◆ Written problem
Wherever a line holds the string "title", copy that line.

◆ Collected data
━━━

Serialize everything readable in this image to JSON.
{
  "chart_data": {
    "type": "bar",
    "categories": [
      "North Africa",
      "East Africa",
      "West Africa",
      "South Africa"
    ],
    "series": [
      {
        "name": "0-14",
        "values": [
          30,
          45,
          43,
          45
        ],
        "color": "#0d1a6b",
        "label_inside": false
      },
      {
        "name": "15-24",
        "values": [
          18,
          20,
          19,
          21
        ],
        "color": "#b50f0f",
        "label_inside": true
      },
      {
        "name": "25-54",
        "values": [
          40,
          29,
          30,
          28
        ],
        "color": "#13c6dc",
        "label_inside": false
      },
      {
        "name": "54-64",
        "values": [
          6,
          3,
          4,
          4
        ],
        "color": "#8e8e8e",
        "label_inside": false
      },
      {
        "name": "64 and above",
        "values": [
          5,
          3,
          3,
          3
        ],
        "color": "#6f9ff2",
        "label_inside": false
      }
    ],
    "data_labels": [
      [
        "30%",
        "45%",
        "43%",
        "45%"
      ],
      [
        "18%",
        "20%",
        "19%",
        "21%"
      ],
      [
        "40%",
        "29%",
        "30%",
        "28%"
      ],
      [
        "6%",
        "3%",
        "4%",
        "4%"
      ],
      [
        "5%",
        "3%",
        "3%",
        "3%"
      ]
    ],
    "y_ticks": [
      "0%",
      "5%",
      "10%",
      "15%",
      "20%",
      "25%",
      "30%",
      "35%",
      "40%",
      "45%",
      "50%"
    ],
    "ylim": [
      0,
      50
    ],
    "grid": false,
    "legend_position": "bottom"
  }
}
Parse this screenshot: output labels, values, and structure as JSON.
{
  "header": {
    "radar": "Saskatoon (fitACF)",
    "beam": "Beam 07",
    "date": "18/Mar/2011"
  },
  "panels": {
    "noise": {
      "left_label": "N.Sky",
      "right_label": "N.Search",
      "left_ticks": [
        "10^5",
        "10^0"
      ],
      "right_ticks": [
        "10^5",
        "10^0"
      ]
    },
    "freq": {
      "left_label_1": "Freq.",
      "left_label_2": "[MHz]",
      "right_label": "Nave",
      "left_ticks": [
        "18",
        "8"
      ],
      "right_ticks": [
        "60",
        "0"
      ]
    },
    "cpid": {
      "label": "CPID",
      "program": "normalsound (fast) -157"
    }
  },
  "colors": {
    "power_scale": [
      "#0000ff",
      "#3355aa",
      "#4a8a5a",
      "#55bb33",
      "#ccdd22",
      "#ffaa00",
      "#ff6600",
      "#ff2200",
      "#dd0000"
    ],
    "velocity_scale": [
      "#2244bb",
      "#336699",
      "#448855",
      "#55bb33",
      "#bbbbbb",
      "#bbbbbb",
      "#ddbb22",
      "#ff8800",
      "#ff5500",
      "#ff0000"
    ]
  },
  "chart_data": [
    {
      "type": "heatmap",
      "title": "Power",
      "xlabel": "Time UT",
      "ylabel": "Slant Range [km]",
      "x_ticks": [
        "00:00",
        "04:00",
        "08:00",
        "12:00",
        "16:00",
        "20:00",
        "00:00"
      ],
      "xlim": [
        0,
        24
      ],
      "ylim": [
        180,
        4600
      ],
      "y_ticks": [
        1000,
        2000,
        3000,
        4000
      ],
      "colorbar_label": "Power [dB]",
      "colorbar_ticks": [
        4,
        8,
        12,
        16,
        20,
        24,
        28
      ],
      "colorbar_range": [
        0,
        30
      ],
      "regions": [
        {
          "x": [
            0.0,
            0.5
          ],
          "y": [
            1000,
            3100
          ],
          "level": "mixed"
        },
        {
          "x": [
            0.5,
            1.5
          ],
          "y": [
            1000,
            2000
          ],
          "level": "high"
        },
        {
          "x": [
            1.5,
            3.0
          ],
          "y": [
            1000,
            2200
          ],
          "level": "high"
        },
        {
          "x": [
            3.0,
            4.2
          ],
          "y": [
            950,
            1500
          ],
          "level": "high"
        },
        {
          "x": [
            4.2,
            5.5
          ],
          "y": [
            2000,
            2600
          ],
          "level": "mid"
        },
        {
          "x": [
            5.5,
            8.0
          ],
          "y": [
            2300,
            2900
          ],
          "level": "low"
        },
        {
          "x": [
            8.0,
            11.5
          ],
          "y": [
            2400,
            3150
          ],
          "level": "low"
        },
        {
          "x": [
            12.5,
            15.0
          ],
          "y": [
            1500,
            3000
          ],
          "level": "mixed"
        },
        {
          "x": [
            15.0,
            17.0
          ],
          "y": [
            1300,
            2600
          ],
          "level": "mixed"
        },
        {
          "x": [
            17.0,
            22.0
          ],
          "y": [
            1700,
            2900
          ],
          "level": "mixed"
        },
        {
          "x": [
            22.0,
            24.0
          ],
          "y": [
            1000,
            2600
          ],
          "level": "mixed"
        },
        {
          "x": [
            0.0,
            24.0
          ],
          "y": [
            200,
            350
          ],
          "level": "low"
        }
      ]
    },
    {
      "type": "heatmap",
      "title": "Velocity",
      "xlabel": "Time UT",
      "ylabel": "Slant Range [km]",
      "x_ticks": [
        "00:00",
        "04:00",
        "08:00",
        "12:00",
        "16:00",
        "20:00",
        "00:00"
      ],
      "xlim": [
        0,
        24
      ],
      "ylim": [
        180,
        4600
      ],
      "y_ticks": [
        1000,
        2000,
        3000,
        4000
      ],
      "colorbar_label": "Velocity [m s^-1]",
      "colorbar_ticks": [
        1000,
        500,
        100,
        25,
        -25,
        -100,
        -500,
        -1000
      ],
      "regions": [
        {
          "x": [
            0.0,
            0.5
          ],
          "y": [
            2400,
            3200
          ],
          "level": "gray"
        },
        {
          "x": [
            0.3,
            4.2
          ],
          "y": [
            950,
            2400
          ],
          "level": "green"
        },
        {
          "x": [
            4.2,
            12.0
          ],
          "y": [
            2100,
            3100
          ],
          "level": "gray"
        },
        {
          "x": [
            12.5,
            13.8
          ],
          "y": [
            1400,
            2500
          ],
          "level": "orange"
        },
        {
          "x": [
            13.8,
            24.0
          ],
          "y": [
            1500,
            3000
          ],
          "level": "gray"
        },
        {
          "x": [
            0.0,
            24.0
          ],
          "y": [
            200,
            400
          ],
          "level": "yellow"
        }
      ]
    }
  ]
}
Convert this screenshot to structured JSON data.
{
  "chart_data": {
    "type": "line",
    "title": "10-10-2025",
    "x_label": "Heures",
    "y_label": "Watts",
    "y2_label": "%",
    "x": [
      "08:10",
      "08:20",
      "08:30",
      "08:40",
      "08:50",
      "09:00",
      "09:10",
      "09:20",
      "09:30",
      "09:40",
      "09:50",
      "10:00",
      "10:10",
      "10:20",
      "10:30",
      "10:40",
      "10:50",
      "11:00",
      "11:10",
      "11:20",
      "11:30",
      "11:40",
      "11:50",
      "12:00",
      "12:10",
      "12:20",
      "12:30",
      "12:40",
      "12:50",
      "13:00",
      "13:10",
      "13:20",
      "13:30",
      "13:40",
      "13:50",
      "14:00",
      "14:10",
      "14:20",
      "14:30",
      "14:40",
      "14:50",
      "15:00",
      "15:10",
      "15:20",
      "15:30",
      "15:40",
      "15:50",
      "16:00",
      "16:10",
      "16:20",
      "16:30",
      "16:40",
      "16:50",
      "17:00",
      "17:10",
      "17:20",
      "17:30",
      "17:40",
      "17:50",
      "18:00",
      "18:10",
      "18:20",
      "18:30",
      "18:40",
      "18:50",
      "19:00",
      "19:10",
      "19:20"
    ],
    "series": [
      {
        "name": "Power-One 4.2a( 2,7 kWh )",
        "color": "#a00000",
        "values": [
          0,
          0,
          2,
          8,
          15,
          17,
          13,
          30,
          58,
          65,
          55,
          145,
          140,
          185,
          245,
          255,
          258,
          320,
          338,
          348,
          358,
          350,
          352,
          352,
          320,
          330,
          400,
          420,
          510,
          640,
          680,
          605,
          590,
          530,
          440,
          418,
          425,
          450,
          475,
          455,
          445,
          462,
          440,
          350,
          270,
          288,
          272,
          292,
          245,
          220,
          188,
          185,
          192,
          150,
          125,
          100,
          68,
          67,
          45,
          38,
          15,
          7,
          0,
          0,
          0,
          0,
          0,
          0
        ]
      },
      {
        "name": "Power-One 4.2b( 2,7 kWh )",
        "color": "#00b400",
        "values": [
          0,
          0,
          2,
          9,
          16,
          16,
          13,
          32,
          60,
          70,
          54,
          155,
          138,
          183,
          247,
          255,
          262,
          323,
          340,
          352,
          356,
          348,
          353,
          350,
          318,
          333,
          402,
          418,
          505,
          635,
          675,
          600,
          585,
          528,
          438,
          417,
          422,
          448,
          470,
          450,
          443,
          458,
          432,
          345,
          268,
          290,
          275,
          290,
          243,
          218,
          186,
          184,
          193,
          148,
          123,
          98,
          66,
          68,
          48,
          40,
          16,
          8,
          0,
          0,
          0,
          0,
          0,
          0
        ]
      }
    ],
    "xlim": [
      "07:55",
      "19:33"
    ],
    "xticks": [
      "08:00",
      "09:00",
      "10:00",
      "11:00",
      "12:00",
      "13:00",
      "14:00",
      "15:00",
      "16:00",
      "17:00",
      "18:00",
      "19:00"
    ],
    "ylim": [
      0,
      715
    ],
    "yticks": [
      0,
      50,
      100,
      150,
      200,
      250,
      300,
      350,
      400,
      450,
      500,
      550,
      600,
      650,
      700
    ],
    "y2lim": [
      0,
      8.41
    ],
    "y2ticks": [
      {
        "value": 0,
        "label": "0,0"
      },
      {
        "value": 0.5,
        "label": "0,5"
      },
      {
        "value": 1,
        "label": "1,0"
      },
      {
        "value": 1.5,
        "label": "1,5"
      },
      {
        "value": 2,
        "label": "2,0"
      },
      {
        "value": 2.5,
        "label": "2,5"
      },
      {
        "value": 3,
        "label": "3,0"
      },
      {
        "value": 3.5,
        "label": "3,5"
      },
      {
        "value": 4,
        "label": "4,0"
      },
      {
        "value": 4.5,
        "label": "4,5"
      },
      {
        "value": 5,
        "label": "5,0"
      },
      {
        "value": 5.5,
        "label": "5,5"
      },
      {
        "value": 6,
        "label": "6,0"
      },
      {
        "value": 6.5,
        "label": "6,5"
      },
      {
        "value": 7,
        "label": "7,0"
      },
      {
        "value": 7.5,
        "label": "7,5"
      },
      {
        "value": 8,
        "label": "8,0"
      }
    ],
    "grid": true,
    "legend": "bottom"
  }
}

━━━

◆ Result
      "title": "Power",
      "title": "Velocity",
    "title": "10-10-2025",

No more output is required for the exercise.